Given data:
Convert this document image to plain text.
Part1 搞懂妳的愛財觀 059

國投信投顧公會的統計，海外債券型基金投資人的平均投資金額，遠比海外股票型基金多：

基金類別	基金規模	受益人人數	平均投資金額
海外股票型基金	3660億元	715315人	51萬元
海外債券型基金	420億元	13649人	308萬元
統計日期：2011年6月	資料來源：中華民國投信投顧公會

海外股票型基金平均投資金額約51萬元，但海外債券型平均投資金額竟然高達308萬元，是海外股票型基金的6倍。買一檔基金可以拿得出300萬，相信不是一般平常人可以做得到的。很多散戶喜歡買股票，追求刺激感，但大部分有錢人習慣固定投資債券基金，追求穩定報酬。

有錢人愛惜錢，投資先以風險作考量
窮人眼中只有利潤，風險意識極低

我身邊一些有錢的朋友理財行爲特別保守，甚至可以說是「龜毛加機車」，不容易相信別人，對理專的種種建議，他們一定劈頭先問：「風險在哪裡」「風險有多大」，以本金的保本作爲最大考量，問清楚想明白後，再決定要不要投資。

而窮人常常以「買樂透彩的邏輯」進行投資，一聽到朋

Task directions: Reproduce the entire listing word for word.

Task answer:
Convert this document image to plain text.
Part1 搞懂妳的愛財觀 059

國投信投顧公會的統計，海外債券型基金投資人的平均投資金額，遠比海外股票型基金多：

基金類別	基金規模	受益人人數	平均投資金額
海外股票型基金	3660億元	715315人	51萬元
海外債券型基金	420億元	13649人	308萬元
統計日期：2011年6月	資料來源：中華民國投信投顧公會

海外股票型基金平均投資金額約51萬元，但海外債券型平均投資金額竟然高達308萬元，是海外股票型基金的6倍。買一檔基金可以拿得出300萬，相信不是一般平常人可以做得到的。很多散戶喜歡買股票，追求刺激感，但大部分有錢人習慣固定投資債券基金，追求穩定報酬。

有錢人愛惜錢，投資先以風險作考量
窮人眼中只有利潤，風險意識極低

我身邊一些有錢的朋友理財行爲特別保守，甚至可以說是「龜毛加機車」，不容易相信別人，對理專的種種建議，他們一定劈頭先問：「風險在哪裡」「風險有多大」，以本金的保本作爲最大考量，問清楚想明白後，再決定要不要投資。

而窮人常常以「買樂透彩的邏輯」進行投資，一聽到朋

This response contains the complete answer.